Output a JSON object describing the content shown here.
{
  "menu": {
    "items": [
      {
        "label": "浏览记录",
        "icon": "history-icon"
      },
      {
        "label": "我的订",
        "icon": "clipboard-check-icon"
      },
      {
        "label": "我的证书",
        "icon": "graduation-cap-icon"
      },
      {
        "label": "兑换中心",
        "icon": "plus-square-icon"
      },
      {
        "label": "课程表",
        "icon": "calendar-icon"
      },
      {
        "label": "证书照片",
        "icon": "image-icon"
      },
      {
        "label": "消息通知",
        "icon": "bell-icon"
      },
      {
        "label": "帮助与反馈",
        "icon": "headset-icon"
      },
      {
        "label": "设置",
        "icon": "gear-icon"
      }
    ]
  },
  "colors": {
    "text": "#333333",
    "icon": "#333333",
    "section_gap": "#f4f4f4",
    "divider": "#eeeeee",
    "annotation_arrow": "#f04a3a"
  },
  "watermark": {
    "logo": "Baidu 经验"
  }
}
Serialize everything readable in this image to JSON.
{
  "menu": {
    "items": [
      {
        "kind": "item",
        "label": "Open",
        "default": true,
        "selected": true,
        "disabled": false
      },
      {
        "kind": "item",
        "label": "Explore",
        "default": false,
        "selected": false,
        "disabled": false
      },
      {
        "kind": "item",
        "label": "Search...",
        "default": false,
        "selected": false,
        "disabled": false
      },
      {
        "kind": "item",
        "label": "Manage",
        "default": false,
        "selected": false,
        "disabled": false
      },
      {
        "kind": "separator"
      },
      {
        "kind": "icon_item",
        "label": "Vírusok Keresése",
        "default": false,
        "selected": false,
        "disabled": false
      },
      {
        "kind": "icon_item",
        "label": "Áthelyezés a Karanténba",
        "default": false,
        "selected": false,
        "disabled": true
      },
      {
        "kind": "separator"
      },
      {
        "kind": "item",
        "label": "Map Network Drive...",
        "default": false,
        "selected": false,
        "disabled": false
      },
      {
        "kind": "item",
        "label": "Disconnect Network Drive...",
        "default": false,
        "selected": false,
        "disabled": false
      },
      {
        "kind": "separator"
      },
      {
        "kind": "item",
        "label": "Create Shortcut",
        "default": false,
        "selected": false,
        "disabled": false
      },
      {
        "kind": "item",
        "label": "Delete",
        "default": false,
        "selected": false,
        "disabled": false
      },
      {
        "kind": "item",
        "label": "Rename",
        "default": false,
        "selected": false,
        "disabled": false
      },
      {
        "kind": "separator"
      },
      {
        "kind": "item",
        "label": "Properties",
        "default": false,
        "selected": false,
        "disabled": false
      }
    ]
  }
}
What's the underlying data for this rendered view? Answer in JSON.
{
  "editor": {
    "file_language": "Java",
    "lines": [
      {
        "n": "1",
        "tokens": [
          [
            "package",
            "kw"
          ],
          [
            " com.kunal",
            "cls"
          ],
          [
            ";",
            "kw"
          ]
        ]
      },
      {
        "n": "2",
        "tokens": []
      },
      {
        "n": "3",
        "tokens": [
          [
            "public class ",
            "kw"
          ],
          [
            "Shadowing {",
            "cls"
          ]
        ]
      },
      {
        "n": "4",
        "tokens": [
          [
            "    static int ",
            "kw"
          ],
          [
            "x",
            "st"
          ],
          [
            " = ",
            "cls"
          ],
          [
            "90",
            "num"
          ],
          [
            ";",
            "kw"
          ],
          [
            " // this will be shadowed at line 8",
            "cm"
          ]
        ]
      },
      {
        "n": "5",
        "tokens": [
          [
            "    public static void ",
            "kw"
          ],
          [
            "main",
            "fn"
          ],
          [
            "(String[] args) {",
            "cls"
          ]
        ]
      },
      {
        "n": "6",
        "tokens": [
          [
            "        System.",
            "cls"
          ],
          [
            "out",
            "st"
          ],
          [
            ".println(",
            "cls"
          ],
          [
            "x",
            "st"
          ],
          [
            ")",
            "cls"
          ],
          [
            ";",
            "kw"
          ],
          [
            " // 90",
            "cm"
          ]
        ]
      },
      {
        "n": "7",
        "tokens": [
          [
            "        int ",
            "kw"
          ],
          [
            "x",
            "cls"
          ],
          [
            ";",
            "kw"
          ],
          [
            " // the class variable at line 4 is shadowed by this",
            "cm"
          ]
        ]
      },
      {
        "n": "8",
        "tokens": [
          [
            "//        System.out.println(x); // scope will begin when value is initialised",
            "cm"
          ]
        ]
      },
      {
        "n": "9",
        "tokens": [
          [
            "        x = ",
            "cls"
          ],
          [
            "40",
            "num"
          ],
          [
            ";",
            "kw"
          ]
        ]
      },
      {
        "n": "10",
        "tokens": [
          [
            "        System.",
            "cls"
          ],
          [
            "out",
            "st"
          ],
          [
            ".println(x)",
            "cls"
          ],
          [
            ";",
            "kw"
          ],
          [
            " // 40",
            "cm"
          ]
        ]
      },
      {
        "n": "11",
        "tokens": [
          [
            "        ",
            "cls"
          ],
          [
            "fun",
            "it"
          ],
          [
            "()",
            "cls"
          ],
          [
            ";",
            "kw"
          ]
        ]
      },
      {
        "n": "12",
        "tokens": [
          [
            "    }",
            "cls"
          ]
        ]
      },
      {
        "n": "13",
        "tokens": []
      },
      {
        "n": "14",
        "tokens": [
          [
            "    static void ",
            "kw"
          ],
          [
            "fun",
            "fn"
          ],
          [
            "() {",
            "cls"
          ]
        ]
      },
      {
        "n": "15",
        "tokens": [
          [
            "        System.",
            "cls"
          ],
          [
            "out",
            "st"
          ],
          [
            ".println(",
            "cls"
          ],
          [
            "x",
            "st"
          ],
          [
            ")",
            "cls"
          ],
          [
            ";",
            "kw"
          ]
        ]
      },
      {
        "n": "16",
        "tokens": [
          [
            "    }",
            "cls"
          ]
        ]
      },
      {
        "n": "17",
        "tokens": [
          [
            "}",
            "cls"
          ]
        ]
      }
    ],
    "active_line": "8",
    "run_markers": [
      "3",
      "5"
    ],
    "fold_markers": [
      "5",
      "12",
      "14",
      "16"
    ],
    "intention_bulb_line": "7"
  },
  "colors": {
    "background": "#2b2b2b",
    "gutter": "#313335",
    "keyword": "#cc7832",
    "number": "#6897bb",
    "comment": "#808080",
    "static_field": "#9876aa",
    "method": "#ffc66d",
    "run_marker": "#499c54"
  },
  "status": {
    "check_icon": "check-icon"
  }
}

→ **Directive**: Each line of the material should be echoed exactly.

→ **Exercise response**:
Output a JSON object describing the content shown here.
{
  "menu": {
    "items": [
      {
        "label": "浏览记录",
        "icon": "history-icon"
      },
      {
        "label": "我的订",
        "icon": "clipboard-check-icon"
      },
      {
        "label": "我的证书",
        "icon": "graduation-cap-icon"
      },
      {
        "label": "兑换中心",
        "icon": "plus-square-icon"
      },
      {
        "label": "课程表",
        "icon": "calendar-icon"
      },
      {
        "label": "证书照片",
        "icon": "image-icon"
      },
      {
        "label": "消息通知",
        "icon": "bell-icon"
      },
      {
        "label": "帮助与反馈",
        "icon": "headset-icon"
      },
      {
        "label": "设置",
        "icon": "gear-icon"
      }
    ]
  },
  "colors": {
    "text": "#333333",
    "icon": "#333333",
    "section_gap": "#f4f4f4",
    "divider": "#eeeeee",
    "annotation_arrow": "#f04a3a"
  },
  "watermark": {
    "logo": "Baidu 经验"
  }
}
Serialize everything readable in this image to JSON.
{
  "menu": {
    "items": [
      {
        "kind": "item",
        "label": "Open",
        "default": true,
        "selected": true,
        "disabled": false
      },
      {
        "kind": "item",
        "label": "Explore",
        "default": false,
        "selected": false,
        "disabled": false
      },
      {
        "kind": "item",
        "label": "Search...",
        "default": false,
        "selected": false,
        "disabled": false
      },
      {
        "kind": "item",
        "label": "Manage",
        "default": false,
        "selected": false,
        "disabled": false
      },
      {
        "kind": "separator"
      },
      {
        "kind": "icon_item",
        "label": "Vírusok Keresése",
        "default": false,
        "selected": false,
        "disabled": false
      },
      {
        "kind": "icon_item",
        "label": "Áthelyezés a Karanténba",
        "default": false,
        "selected": false,
        "disabled": true
      },
      {
        "kind": "separator"
      },
      {
        "kind": "item",
        "label": "Map Network Drive...",
        "default": false,
        "selected": false,
        "disabled": false
      },
      {
        "kind": "item",
        "label": "Disconnect Network Drive...",
        "default": false,
        "selected": false,
        "disabled": false
      },
      {
        "kind": "separator"
      },
      {
        "kind": "item",
        "label": "Create Shortcut",
        "default": false,
        "selected": false,
        "disabled": false
      },
      {
        "kind": "item",
        "label": "Delete",
        "default": false,
        "selected": false,
        "disabled": false
      },
      {
        "kind": "item",
        "label": "Rename",
        "default": false,
        "selected": false,
        "disabled": false
      },
      {
        "kind": "separator"
      },
      {
        "kind": "item",
        "label": "Properties",
        "default": false,
        "selected": false,
        "disabled": false
      }
    ]
  }
}
What's the underlying data for this rendered view? Answer in JSON.
{
  "editor": {
    "file_language": "Java",
    "lines": [
      {
        "n": "1",
        "tokens": [
          [
            "package",
            "kw"
          ],
          [
            " com.kunal",
            "cls"
          ],
          [
            ";",
            "kw"
          ]
        ]
      },
      {
        "n": "2",
        "tokens": []
      },
      {
        "n": "3",
        "tokens": [
          [
            "public class ",
            "kw"
          ],
          [
            "Shadowing {",
            "cls"
          ]
        ]
      },
      {
        "n": "4",
        "tokens": [
          [
            "    static int ",
            "kw"
          ],
          [
            "x",
            "st"
          ],
          [
            " = ",
            "cls"
          ],
          [
            "90",
            "num"
          ],
          [
            ";",
            "kw"
          ],
          [
            " // this will be shadowed at line 8",
            "cm"
          ]
        ]
      },
      {
        "n": "5",
        "tokens": [
          [
            "    public static void ",
            "kw"
          ],
          [
            "main",
            "fn"
          ],
          [
            "(String[] args) {",
            "cls"
          ]
        ]
      },
      {
        "n": "6",
        "tokens": [
          [
            "        System.",
            "cls"
          ],
          [
            "out",
            "st"
          ],
          [
            ".println(",
            "cls"
          ],
          [
            "x",
            "st"
          ],
          [
            ")",
            "cls"
          ],
          [
            ";",
            "kw"
          ],
          [
            " // 90",
            "cm"
          ]
        ]
      },
      {
        "n": "7",
        "tokens": [
          [
            "        int ",
            "kw"
          ],
          [
            "x",
            "cls"
          ],
          [
            ";",
            "kw"
          ],
          [
            " // the class variable at line 4 is shadowed by this",
            "cm"
          ]
        ]
      },
      {
        "n": "8",
        "tokens": [
          [
            "//        System.out.println(x); // scope will begin when value is initialised",
            "cm"
          ]
        ]
      },
      {
        "n": "9",
        "tokens": [
          [
            "        x = ",
            "cls"
          ],
          [
            "40",
            "num"
          ],
          [
            ";",
            "kw"
          ]
        ]
      },
      {
        "n": "10",
        "tokens": [
          [
            "        System.",
            "cls"
          ],
          [
            "out",
            "st"
          ],
          [
            ".println(x)",
            "cls"
          ],
          [
            ";",
            "kw"
          ],
          [
            " // 40",
            "cm"
          ]
        ]
      },
      {
        "n": "11",
        "tokens": [
          [
            "        ",
            "cls"
          ],
          [
            "fun",
            "it"
          ],
          [
            "()",
            "cls"
          ],
          [
            ";",
            "kw"
          ]
        ]
      },
      {
        "n": "12",
        "tokens": [
          [
            "    }",
            "cls"
          ]
        ]
      },
      {
        "n": "13",
        "tokens": []
      },
      {
        "n": "14",
        "tokens": [
          [
            "    static void ",
            "kw"
          ],
          [
            "fun",
            "fn"
          ],
          [
            "() {",
            "cls"
          ]
        ]
      },
      {
        "n": "15",
        "tokens": [
          [
            "        System.",
            "cls"
          ],
          [
            "out",
            "st"
          ],
          [
            ".println(",
            "cls"
          ],
          [
            "x",
            "st"
          ],
          [
            ")",
            "cls"
          ],
          [
            ";",
            "kw"
          ]
        ]
      },
      {
        "n": "16",
        "tokens": [
          [
            "    }",
            "cls"
          ]
        ]
      },
      {
        "n": "17",
        "tokens": [
          [
            "}",
            "cls"
          ]
        ]
      }
    ],
    "active_line": "8",
    "run_markers": [
      "3",
      "5"
    ],
    "fold_markers": [
      "5",
      "12",
      "14",
      "16"
    ],
    "intention_bulb_line": "7"
  },
  "colors": {
    "background": "#2b2b2b",
    "gutter": "#313335",
    "keyword": "#cc7832",
    "number": "#6897bb",
    "comment": "#808080",
    "static_field": "#9876aa",
    "method": "#ffc66d",
    "run_marker": "#499c54"
  },
  "status": {
    "check_icon": "check-icon"
  }
}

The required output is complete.